## begin Entries provided

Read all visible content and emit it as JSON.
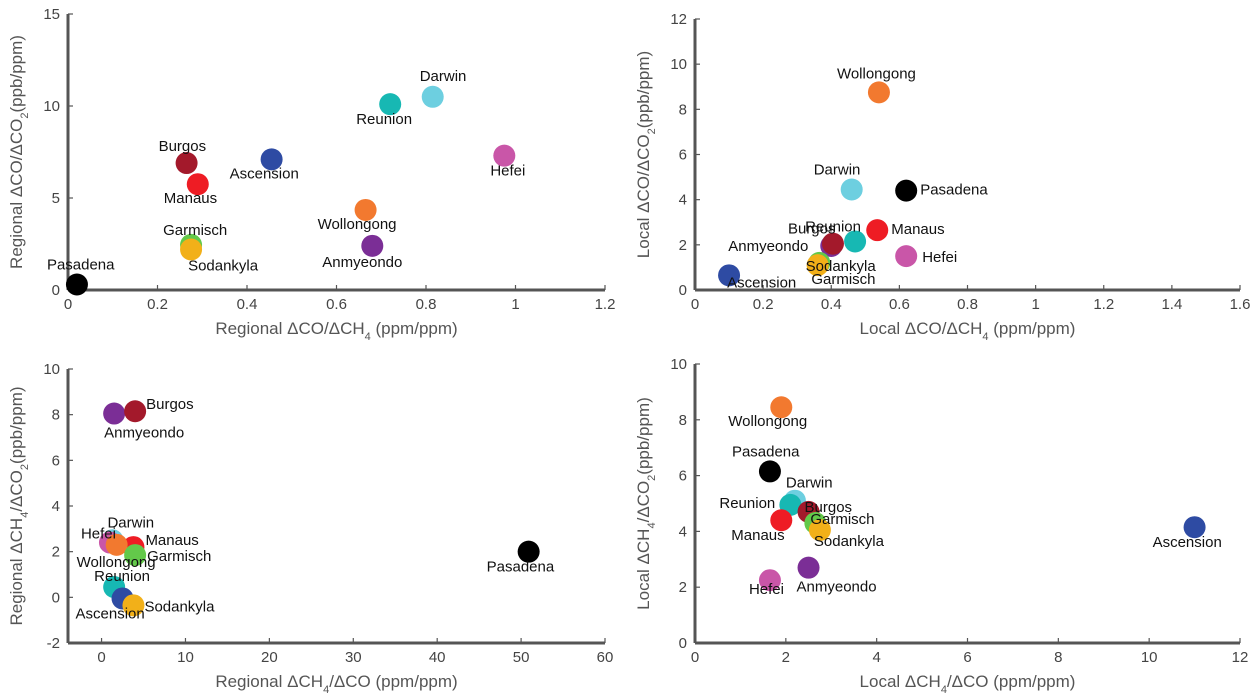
{
  "colors": {
    "Pasadena": "#000000",
    "Burgos": "#a3192b",
    "Manaus": "#ee1c24",
    "Ascension": "#2e4ba3",
    "Reunion": "#17b8b3",
    "Darwin": "#6dcfe0",
    "Hefei": "#c956a8",
    "Wollongong": "#f2792f",
    "Anmyeondo": "#7b2e96",
    "Garmisch": "#63c94a",
    "Sodankyla": "#f2b019"
  },
  "chart_data": [
    {
      "type": "scatter",
      "xlabel": {
        "pre": "Regional ΔCO/ΔCH",
        "sub": "4",
        "post": " (ppm/ppm)"
      },
      "ylabel": {
        "pre": "Regional ΔCO/ΔCO",
        "sub": "2",
        "post": "(ppb/ppm)"
      },
      "xlim": [
        0,
        1.2
      ],
      "ylim": [
        0,
        15
      ],
      "xticks": [
        0,
        0.2,
        0.4,
        0.6,
        0.8,
        1,
        1.2
      ],
      "yticks": [
        0,
        5,
        10,
        15
      ],
      "points": [
        {
          "name": "Pasadena",
          "x": 0.02,
          "y": 0.3,
          "label": "Pasadena"
        },
        {
          "name": "Burgos",
          "x": 0.265,
          "y": 6.9,
          "label": "Burgos"
        },
        {
          "name": "Manaus",
          "x": 0.29,
          "y": 5.75,
          "label": "Manaus"
        },
        {
          "name": "Ascension",
          "x": 0.455,
          "y": 7.1,
          "label": "Ascension"
        },
        {
          "name": "Reunion",
          "x": 0.72,
          "y": 10.1,
          "label": "Reunion"
        },
        {
          "name": "Darwin",
          "x": 0.815,
          "y": 10.5,
          "label": "Darwin"
        },
        {
          "name": "Hefei",
          "x": 0.975,
          "y": 7.3,
          "label": "Hefei"
        },
        {
          "name": "Wollongong",
          "x": 0.665,
          "y": 4.35,
          "label": "Wollongong"
        },
        {
          "name": "Anmyeondo",
          "x": 0.68,
          "y": 2.4,
          "label": "Anmyeondo"
        },
        {
          "name": "Garmisch",
          "x": 0.275,
          "y": 2.45,
          "label": "Garmisch"
        },
        {
          "name": "Sodankyla",
          "x": 0.275,
          "y": 2.2,
          "label": "Sodankyla"
        }
      ]
    },
    {
      "type": "scatter",
      "xlabel": {
        "pre": "Local ΔCO/ΔCH",
        "sub": "4",
        "post": " (ppm/ppm)"
      },
      "ylabel": {
        "pre": "Local ΔCO/ΔCO",
        "sub": "2",
        "post": "(ppb/ppm)"
      },
      "xlim": [
        0,
        1.6
      ],
      "ylim": [
        0,
        12
      ],
      "xticks": [
        0,
        0.2,
        0.4,
        0.6,
        0.8,
        1,
        1.2,
        1.4,
        1.6
      ],
      "yticks": [
        0,
        2,
        4,
        6,
        8,
        10,
        12
      ],
      "points": [
        {
          "name": "Wollongong",
          "x": 0.54,
          "y": 8.75,
          "label": "Wollongong"
        },
        {
          "name": "Darwin",
          "x": 0.46,
          "y": 4.45,
          "label": "Darwin"
        },
        {
          "name": "Pasadena",
          "x": 0.62,
          "y": 4.4,
          "label": "Pasadena"
        },
        {
          "name": "Anmyeondo",
          "x": 0.4,
          "y": 1.95,
          "label": "Anmyeondo"
        },
        {
          "name": "Burgos",
          "x": 0.405,
          "y": 2.05,
          "label": "Burgos"
        },
        {
          "name": "Reunion",
          "x": 0.47,
          "y": 2.15,
          "label": "Reunion"
        },
        {
          "name": "Manaus",
          "x": 0.535,
          "y": 2.65,
          "label": "Manaus"
        },
        {
          "name": "Hefei",
          "x": 0.62,
          "y": 1.5,
          "label": "Hefei"
        },
        {
          "name": "Garmisch",
          "x": 0.365,
          "y": 1.2,
          "label": "Garmisch"
        },
        {
          "name": "Sodankyla",
          "x": 0.36,
          "y": 1.1,
          "label": "Sodankyla"
        },
        {
          "name": "Ascension",
          "x": 0.1,
          "y": 0.65,
          "label": "Ascension"
        }
      ]
    },
    {
      "type": "scatter",
      "xlabel": {
        "pre": "Regional ΔCH",
        "sub": "4",
        "post": "/ΔCO (ppm/ppm)"
      },
      "ylabel": {
        "pre": "Regional ΔCH",
        "sub": "4",
        "mid": "/ΔCO",
        "sub2": "2",
        "post": "(ppb/ppm)"
      },
      "xlim": [
        -4,
        60
      ],
      "ylim": [
        -2,
        10
      ],
      "xticks": [
        0,
        10,
        20,
        30,
        40,
        50,
        60
      ],
      "yticks": [
        -2,
        0,
        2,
        4,
        6,
        8,
        10
      ],
      "points": [
        {
          "name": "Anmyeondo",
          "x": 1.5,
          "y": 8.05,
          "label": "Anmyeondo"
        },
        {
          "name": "Burgos",
          "x": 4.0,
          "y": 8.15,
          "label": "Burgos"
        },
        {
          "name": "Darwin",
          "x": 1.3,
          "y": 2.5,
          "label": "Darwin"
        },
        {
          "name": "Hefei",
          "x": 1.0,
          "y": 2.4,
          "label": "Hefei"
        },
        {
          "name": "Manaus",
          "x": 3.8,
          "y": 2.2,
          "label": "Manaus"
        },
        {
          "name": "Wollongong",
          "x": 1.8,
          "y": 2.3,
          "label": "Wollongong"
        },
        {
          "name": "Garmisch",
          "x": 4.0,
          "y": 1.85,
          "label": "Garmisch"
        },
        {
          "name": "Reunion",
          "x": 1.5,
          "y": 0.45,
          "label": "Reunion"
        },
        {
          "name": "Ascension",
          "x": 2.5,
          "y": -0.05,
          "label": "Ascension"
        },
        {
          "name": "Sodankyla",
          "x": 3.8,
          "y": -0.35,
          "label": "Sodankyla"
        },
        {
          "name": "Pasadena",
          "x": 50.9,
          "y": 2.0,
          "label": "Pasadena"
        }
      ]
    },
    {
      "type": "scatter",
      "xlabel": {
        "pre": "Local ΔCH",
        "sub": "4",
        "post": "/ΔCO (ppm/ppm)"
      },
      "ylabel": {
        "pre": "Local ΔCH",
        "sub": "4",
        "mid": "/ΔCO",
        "sub2": "2",
        "post": "(ppb/ppm)"
      },
      "xlim": [
        0,
        12
      ],
      "ylim": [
        0,
        10
      ],
      "xticks": [
        0,
        2,
        4,
        6,
        8,
        10,
        12
      ],
      "yticks": [
        0,
        2,
        4,
        6,
        8,
        10
      ],
      "points": [
        {
          "name": "Wollongong",
          "x": 1.9,
          "y": 8.45,
          "label": "Wollongong"
        },
        {
          "name": "Pasadena",
          "x": 1.65,
          "y": 6.15,
          "label": "Pasadena"
        },
        {
          "name": "Darwin",
          "x": 2.2,
          "y": 5.1,
          "label": "Darwin"
        },
        {
          "name": "Reunion",
          "x": 2.1,
          "y": 4.95,
          "label": "Reunion"
        },
        {
          "name": "Burgos",
          "x": 2.5,
          "y": 4.7,
          "label": "Burgos"
        },
        {
          "name": "Garmisch",
          "x": 2.65,
          "y": 4.3,
          "label": "Garmisch"
        },
        {
          "name": "Manaus",
          "x": 1.9,
          "y": 4.4,
          "label": "Manaus"
        },
        {
          "name": "Sodankyla",
          "x": 2.75,
          "y": 4.05,
          "label": "Sodankyla"
        },
        {
          "name": "Anmyeondo",
          "x": 2.5,
          "y": 2.7,
          "label": "Anmyeondo"
        },
        {
          "name": "Hefei",
          "x": 1.65,
          "y": 2.25,
          "label": "Hefei"
        },
        {
          "name": "Ascension",
          "x": 11.0,
          "y": 4.15,
          "label": "Ascension"
        }
      ]
    }
  ]
}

## end Entries provided

What the task requires.
Repeat each entry precisely as it appears. Leave the pictures out.

Task output.
Read all visible content and emit it as JSON.
{
  "colors": {
    "Pasadena": "#000000",
    "Burgos": "#a3192b",
    "Manaus": "#ee1c24",
    "Ascension": "#2e4ba3",
    "Reunion": "#17b8b3",
    "Darwin": "#6dcfe0",
    "Hefei": "#c956a8",
    "Wollongong": "#f2792f",
    "Anmyeondo": "#7b2e96",
    "Garmisch": "#63c94a",
    "Sodankyla": "#f2b019"
  },
  "chart_data": [
    {
      "type": "scatter",
      "xlabel": {
        "pre": "Regional ΔCO/ΔCH",
        "sub": "4",
        "post": " (ppm/ppm)"
      },
      "ylabel": {
        "pre": "Regional ΔCO/ΔCO",
        "sub": "2",
        "post": "(ppb/ppm)"
      },
      "xlim": [
        0,
        1.2
      ],
      "ylim": [
        0,
        15
      ],
      "xticks": [
        0,
        0.2,
        0.4,
        0.6,
        0.8,
        1,
        1.2
      ],
      "yticks": [
        0,
        5,
        10,
        15
      ],
      "points": [
        {
          "name": "Pasadena",
          "x": 0.02,
          "y": 0.3,
          "label": "Pasadena"
        },
        {
          "name": "Burgos",
          "x": 0.265,
          "y": 6.9,
          "label": "Burgos"
        },
        {
          "name": "Manaus",
          "x": 0.29,
          "y": 5.75,
          "label": "Manaus"
        },
        {
          "name": "Ascension",
          "x": 0.455,
          "y": 7.1,
          "label": "Ascension"
        },
        {
          "name": "Reunion",
          "x": 0.72,
          "y": 10.1,
          "label": "Reunion"
        },
        {
          "name": "Darwin",
          "x": 0.815,
          "y": 10.5,
          "label": "Darwin"
        },
        {
          "name": "Hefei",
          "x": 0.975,
          "y": 7.3,
          "label": "Hefei"
        },
        {
          "name": "Wollongong",
          "x": 0.665,
          "y": 4.35,
          "label": "Wollongong"
        },
        {
          "name": "Anmyeondo",
          "x": 0.68,
          "y": 2.4,
          "label": "Anmyeondo"
        },
        {
          "name": "Garmisch",
          "x": 0.275,
          "y": 2.45,
          "label": "Garmisch"
        },
        {
          "name": "Sodankyla",
          "x": 0.275,
          "y": 2.2,
          "label": "Sodankyla"
        }
      ]
    },
    {
      "type": "scatter",
      "xlabel": {
        "pre": "Local ΔCO/ΔCH",
        "sub": "4",
        "post": " (ppm/ppm)"
      },
      "ylabel": {
        "pre": "Local ΔCO/ΔCO",
        "sub": "2",
        "post": "(ppb/ppm)"
      },
      "xlim": [
        0,
        1.6
      ],
      "ylim": [
        0,
        12
      ],
      "xticks": [
        0,
        0.2,
        0.4,
        0.6,
        0.8,
        1,
        1.2,
        1.4,
        1.6
      ],
      "yticks": [
        0,
        2,
        4,
        6,
        8,
        10,
        12
      ],
      "points": [
        {
          "name": "Wollongong",
          "x": 0.54,
          "y": 8.75,
          "label": "Wollongong"
        },
        {
          "name": "Darwin",
          "x": 0.46,
          "y": 4.45,
          "label": "Darwin"
        },
        {
          "name": "Pasadena",
          "x": 0.62,
          "y": 4.4,
          "label": "Pasadena"
        },
        {
          "name": "Anmyeondo",
          "x": 0.4,
          "y": 1.95,
          "label": "Anmyeondo"
        },
        {
          "name": "Burgos",
          "x": 0.405,
          "y": 2.05,
          "label": "Burgos"
        },
        {
          "name": "Reunion",
          "x": 0.47,
          "y": 2.15,
          "label": "Reunion"
        },
        {
          "name": "Manaus",
          "x": 0.535,
          "y": 2.65,
          "label": "Manaus"
        },
        {
          "name": "Hefei",
          "x": 0.62,
          "y": 1.5,
          "label": "Hefei"
        },
        {
          "name": "Garmisch",
          "x": 0.365,
          "y": 1.2,
          "label": "Garmisch"
        },
        {
          "name": "Sodankyla",
          "x": 0.36,
          "y": 1.1,
          "label": "Sodankyla"
        },
        {
          "name": "Ascension",
          "x": 0.1,
          "y": 0.65,
          "label": "Ascension"
        }
      ]
    },
    {
      "type": "scatter",
      "xlabel": {
        "pre": "Regional ΔCH",
        "sub": "4",
        "post": "/ΔCO (ppm/ppm)"
      },
      "ylabel": {
        "pre": "Regional ΔCH",
        "sub": "4",
        "mid": "/ΔCO",
        "sub2": "2",
        "post": "(ppb/ppm)"
      },
      "xlim": [
        -4,
        60
      ],
      "ylim": [
        -2,
        10
      ],
      "xticks": [
        0,
        10,
        20,
        30,
        40,
        50,
        60
      ],
      "yticks": [
        -2,
        0,
        2,
        4,
        6,
        8,
        10
      ],
      "points": [
        {
          "name": "Anmyeondo",
          "x": 1.5,
          "y": 8.05,
          "label": "Anmyeondo"
        },
        {
          "name": "Burgos",
          "x": 4.0,
          "y": 8.15,
          "label": "Burgos"
        },
        {
          "name": "Darwin",
          "x": 1.3,
          "y": 2.5,
          "label": "Darwin"
        },
        {
          "name": "Hefei",
          "x": 1.0,
          "y": 2.4,
          "label": "Hefei"
        },
        {
          "name": "Manaus",
          "x": 3.8,
          "y": 2.2,
          "label": "Manaus"
        },
        {
          "name": "Wollongong",
          "x": 1.8,
          "y": 2.3,
          "label": "Wollongong"
        },
        {
          "name": "Garmisch",
          "x": 4.0,
          "y": 1.85,
          "label": "Garmisch"
        },
        {
          "name": "Reunion",
          "x": 1.5,
          "y": 0.45,
          "label": "Reunion"
        },
        {
          "name": "Ascension",
          "x": 2.5,
          "y": -0.05,
          "label": "Ascension"
        },
        {
          "name": "Sodankyla",
          "x": 3.8,
          "y": -0.35,
          "label": "Sodankyla"
        },
        {
          "name": "Pasadena",
          "x": 50.9,
          "y": 2.0,
          "label": "Pasadena"
        }
      ]
    },
    {
      "type": "scatter",
      "xlabel": {
        "pre": "Local ΔCH",
        "sub": "4",
        "post": "/ΔCO (ppm/ppm)"
      },
      "ylabel": {
        "pre": "Local ΔCH",
        "sub": "4",
        "mid": "/ΔCO",
        "sub2": "2",
        "post": "(ppb/ppm)"
      },
      "xlim": [
        0,
        12
      ],
      "ylim": [
        0,
        10
      ],
      "xticks": [
        0,
        2,
        4,
        6,
        8,
        10,
        12
      ],
      "yticks": [
        0,
        2,
        4,
        6,
        8,
        10
      ],
      "points": [
        {
          "name": "Wollongong",
          "x": 1.9,
          "y": 8.45,
          "label": "Wollongong"
        },
        {
          "name": "Pasadena",
          "x": 1.65,
          "y": 6.15,
          "label": "Pasadena"
        },
        {
          "name": "Darwin",
          "x": 2.2,
          "y": 5.1,
          "label": "Darwin"
        },
        {
          "name": "Reunion",
          "x": 2.1,
          "y": 4.95,
          "label": "Reunion"
        },
        {
          "name": "Burgos",
          "x": 2.5,
          "y": 4.7,
          "label": "Burgos"
        },
        {
          "name": "Garmisch",
          "x": 2.65,
          "y": 4.3,
          "label": "Garmisch"
        },
        {
          "name": "Manaus",
          "x": 1.9,
          "y": 4.4,
          "label": "Manaus"
        },
        {
          "name": "Sodankyla",
          "x": 2.75,
          "y": 4.05,
          "label": "Sodankyla"
        },
        {
          "name": "Anmyeondo",
          "x": 2.5,
          "y": 2.7,
          "label": "Anmyeondo"
        },
        {
          "name": "Hefei",
          "x": 1.65,
          "y": 2.25,
          "label": "Hefei"
        },
        {
          "name": "Ascension",
          "x": 11.0,
          "y": 4.15,
          "label": "Ascension"
        }
      ]
    }
  ]
}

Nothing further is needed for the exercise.